Job ::
Extract the complete data exactly as given.

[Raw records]
# # #

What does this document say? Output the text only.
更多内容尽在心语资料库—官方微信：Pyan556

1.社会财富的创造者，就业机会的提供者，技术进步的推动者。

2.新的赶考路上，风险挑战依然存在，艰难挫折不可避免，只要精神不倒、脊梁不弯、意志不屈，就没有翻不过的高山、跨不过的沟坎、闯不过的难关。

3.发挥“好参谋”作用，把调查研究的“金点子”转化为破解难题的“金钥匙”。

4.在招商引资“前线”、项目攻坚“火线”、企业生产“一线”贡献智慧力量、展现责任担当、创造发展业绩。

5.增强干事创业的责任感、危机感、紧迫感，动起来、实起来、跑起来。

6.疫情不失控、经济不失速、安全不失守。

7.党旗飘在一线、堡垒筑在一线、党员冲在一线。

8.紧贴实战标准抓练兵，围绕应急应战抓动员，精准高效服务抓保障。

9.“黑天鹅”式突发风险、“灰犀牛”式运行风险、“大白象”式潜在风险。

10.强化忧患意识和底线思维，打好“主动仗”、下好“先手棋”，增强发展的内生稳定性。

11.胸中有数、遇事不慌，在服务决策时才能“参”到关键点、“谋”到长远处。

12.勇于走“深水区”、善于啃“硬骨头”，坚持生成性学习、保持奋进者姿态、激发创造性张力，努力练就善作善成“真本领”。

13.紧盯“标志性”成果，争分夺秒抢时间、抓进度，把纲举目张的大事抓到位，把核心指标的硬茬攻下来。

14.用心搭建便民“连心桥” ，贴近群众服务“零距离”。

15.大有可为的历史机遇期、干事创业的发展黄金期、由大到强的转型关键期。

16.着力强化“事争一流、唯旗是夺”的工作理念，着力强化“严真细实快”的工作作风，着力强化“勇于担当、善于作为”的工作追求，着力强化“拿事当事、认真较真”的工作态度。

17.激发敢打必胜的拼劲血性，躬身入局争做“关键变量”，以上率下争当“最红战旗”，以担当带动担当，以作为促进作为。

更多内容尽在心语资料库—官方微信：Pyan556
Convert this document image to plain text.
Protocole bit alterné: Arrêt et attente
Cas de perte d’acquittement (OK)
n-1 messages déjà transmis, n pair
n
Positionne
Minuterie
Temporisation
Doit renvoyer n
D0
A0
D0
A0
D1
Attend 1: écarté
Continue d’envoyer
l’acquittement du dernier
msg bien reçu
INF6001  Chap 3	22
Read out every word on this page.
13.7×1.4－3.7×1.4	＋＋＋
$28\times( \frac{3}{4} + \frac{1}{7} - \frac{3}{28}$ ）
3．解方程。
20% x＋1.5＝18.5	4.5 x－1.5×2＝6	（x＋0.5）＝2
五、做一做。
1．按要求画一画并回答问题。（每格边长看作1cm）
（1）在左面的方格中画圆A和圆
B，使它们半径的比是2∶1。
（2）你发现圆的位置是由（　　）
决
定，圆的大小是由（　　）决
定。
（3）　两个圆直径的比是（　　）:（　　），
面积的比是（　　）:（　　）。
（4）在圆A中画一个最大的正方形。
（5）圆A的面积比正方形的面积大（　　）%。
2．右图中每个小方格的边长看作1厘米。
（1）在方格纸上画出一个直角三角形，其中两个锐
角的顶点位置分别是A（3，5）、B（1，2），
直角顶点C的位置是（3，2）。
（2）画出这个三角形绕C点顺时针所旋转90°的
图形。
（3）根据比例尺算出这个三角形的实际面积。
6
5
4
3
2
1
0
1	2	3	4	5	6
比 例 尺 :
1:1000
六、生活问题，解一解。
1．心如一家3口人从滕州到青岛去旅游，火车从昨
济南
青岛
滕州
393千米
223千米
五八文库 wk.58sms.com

# # #

Right answer ::
What does this document say? Output the text only.
更多内容尽在心语资料库—官方微信：Pyan556

1.社会财富的创造者，就业机会的提供者，技术进步的推动者。

2.新的赶考路上，风险挑战依然存在，艰难挫折不可避免，只要精神不倒、脊梁不弯、意志不屈，就没有翻不过的高山、跨不过的沟坎、闯不过的难关。

3.发挥“好参谋”作用，把调查研究的“金点子”转化为破解难题的“金钥匙”。

4.在招商引资“前线”、项目攻坚“火线”、企业生产“一线”贡献智慧力量、展现责任担当、创造发展业绩。

5.增强干事创业的责任感、危机感、紧迫感，动起来、实起来、跑起来。

6.疫情不失控、经济不失速、安全不失守。

7.党旗飘在一线、堡垒筑在一线、党员冲在一线。

8.紧贴实战标准抓练兵，围绕应急应战抓动员，精准高效服务抓保障。

9.“黑天鹅”式突发风险、“灰犀牛”式运行风险、“大白象”式潜在风险。

10.强化忧患意识和底线思维，打好“主动仗”、下好“先手棋”，增强发展的内生稳定性。

11.胸中有数、遇事不慌，在服务决策时才能“参”到关键点、“谋”到长远处。

12.勇于走“深水区”、善于啃“硬骨头”，坚持生成性学习、保持奋进者姿态、激发创造性张力，努力练就善作善成“真本领”。

13.紧盯“标志性”成果，争分夺秒抢时间、抓进度，把纲举目张的大事抓到位，把核心指标的硬茬攻下来。

14.用心搭建便民“连心桥” ，贴近群众服务“零距离”。

15.大有可为的历史机遇期、干事创业的发展黄金期、由大到强的转型关键期。

16.着力强化“事争一流、唯旗是夺”的工作理念，着力强化“严真细实快”的工作作风，着力强化“勇于担当、善于作为”的工作追求，着力强化“拿事当事、认真较真”的工作态度。

17.激发敢打必胜的拼劲血性，躬身入局争做“关键变量”，以上率下争当“最红战旗”，以担当带动担当，以作为促进作为。

更多内容尽在心语资料库—官方微信：Pyan556
Convert this document image to plain text.
Protocole bit alterné: Arrêt et attente
Cas de perte d’acquittement (OK)
n-1 messages déjà transmis, n pair
n
Positionne
Minuterie
Temporisation
Doit renvoyer n
D0
A0
D0
A0
D1
Attend 1: écarté
Continue d’envoyer
l’acquittement du dernier
msg bien reçu
INF6001  Chap 3	22
Read out every word on this page.
13.7×1.4－3.7×1.4	＋＋＋
$28\times( \frac{3}{4} + \frac{1}{7} - \frac{3}{28}$ ）
3．解方程。
20% x＋1.5＝18.5	4.5 x－1.5×2＝6	（x＋0.5）＝2
五、做一做。
1．按要求画一画并回答问题。（每格边长看作1cm）
（1）在左面的方格中画圆A和圆
B，使它们半径的比是2∶1。
（2）你发现圆的位置是由（　　）
决
定，圆的大小是由（　　）决
定。
（3）　两个圆直径的比是（　　）:（　　），
面积的比是（　　）:（　　）。
（4）在圆A中画一个最大的正方形。
（5）圆A的面积比正方形的面积大（　　）%。
2．右图中每个小方格的边长看作1厘米。
（1）在方格纸上画出一个直角三角形，其中两个锐
角的顶点位置分别是A（3，5）、B（1，2），
直角顶点C的位置是（3，2）。
（2）画出这个三角形绕C点顺时针所旋转90°的
图形。
（3）根据比例尺算出这个三角形的实际面积。
6
5
4
3
2
1
0
1	2	3	4	5	6
比 例 尺 :
1:1000
六、生活问题，解一解。
1．心如一家3口人从滕州到青岛去旅游，火车从昨
济南
青岛
滕州
393千米
223千米
五八文库 wk.58sms.com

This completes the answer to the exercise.